-- start --
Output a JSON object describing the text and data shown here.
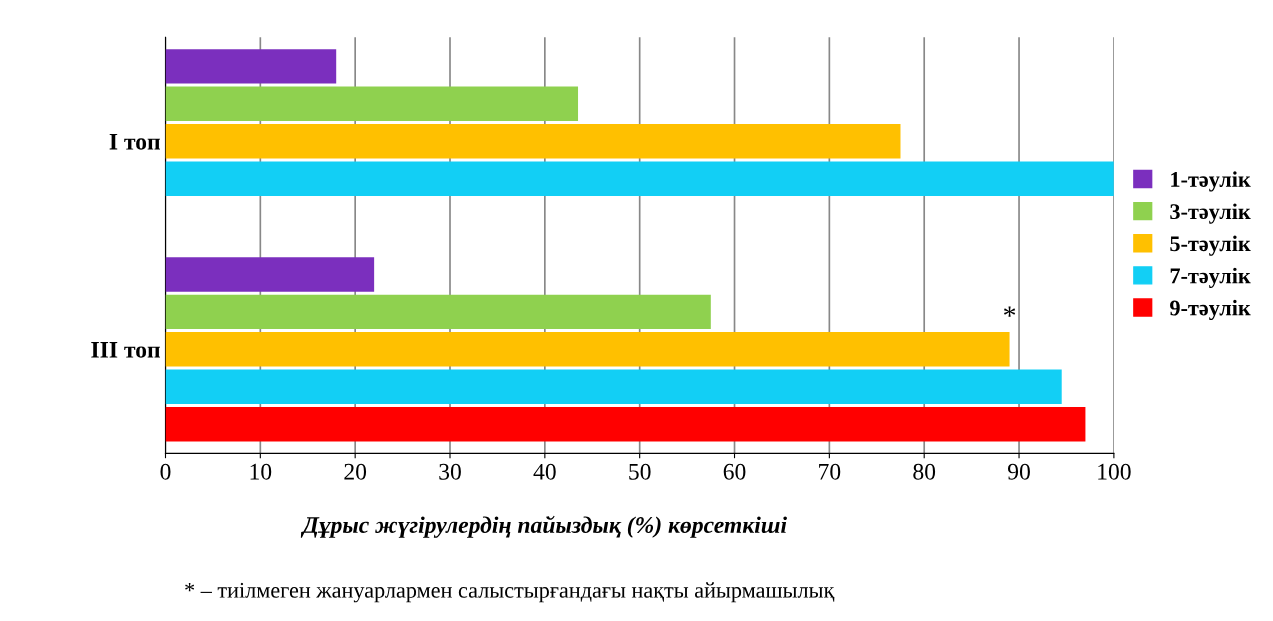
{
  "chart_data": {
    "type": "bar",
    "orientation": "horizontal",
    "xlabel": "Дұрыс жүгірулердің пайыздық (%) көрсеткіші",
    "categories": [
      "I топ",
      "III топ"
    ],
    "series": [
      {
        "name": "1-тәулік",
        "color": "#7b2fbe",
        "values": [
          18,
          22
        ]
      },
      {
        "name": "3-тәулік",
        "color": "#8fd14f",
        "values": [
          43.5,
          57.5
        ]
      },
      {
        "name": "5-тәулік",
        "color": "#ffc000",
        "values": [
          77.5,
          89
        ]
      },
      {
        "name": "7-тәулік",
        "color": "#12cff5",
        "values": [
          100,
          94.5
        ]
      },
      {
        "name": "9-тәулік",
        "color": "#ff0000",
        "values": [
          null,
          97
        ]
      }
    ],
    "xlim": [
      0,
      100
    ],
    "xticks": [
      0,
      10,
      20,
      30,
      40,
      50,
      60,
      70,
      80,
      90,
      100
    ],
    "grid": "x",
    "legend": "right",
    "annotations": [
      {
        "text": "*",
        "x": 89,
        "y": "III топ"
      },
      "* – тиілмеген жануарлармен салыстырғандағы нақты айырмашылық"
    ]
  }
}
-- end --
### TO BE DONE
Write every record out again exactly; no pictures belong in the copy.

### REPLY TO THE EXERCISE
Output a JSON object describing the text and data shown here.
{
  "chart_data": {
    "type": "bar",
    "orientation": "horizontal",
    "xlabel": "Дұрыс жүгірулердің пайыздық (%) көрсеткіші",
    "categories": [
      "I топ",
      "III топ"
    ],
    "series": [
      {
        "name": "1-тәулік",
        "color": "#7b2fbe",
        "values": [
          18,
          22
        ]
      },
      {
        "name": "3-тәулік",
        "color": "#8fd14f",
        "values": [
          43.5,
          57.5
        ]
      },
      {
        "name": "5-тәулік",
        "color": "#ffc000",
        "values": [
          77.5,
          89
        ]
      },
      {
        "name": "7-тәулік",
        "color": "#12cff5",
        "values": [
          100,
          94.5
        ]
      },
      {
        "name": "9-тәулік",
        "color": "#ff0000",
        "values": [
          null,
          97
        ]
      }
    ],
    "xlim": [
      0,
      100
    ],
    "xticks": [
      0,
      10,
      20,
      30,
      40,
      50,
      60,
      70,
      80,
      90,
      100
    ],
    "grid": "x",
    "legend": "right",
    "annotations": [
      {
        "text": "*",
        "x": 89,
        "y": "III топ"
      },
      "* – тиілмеген жануарлармен салыстырғандағы нақты айырмашылық"
    ]
  }
}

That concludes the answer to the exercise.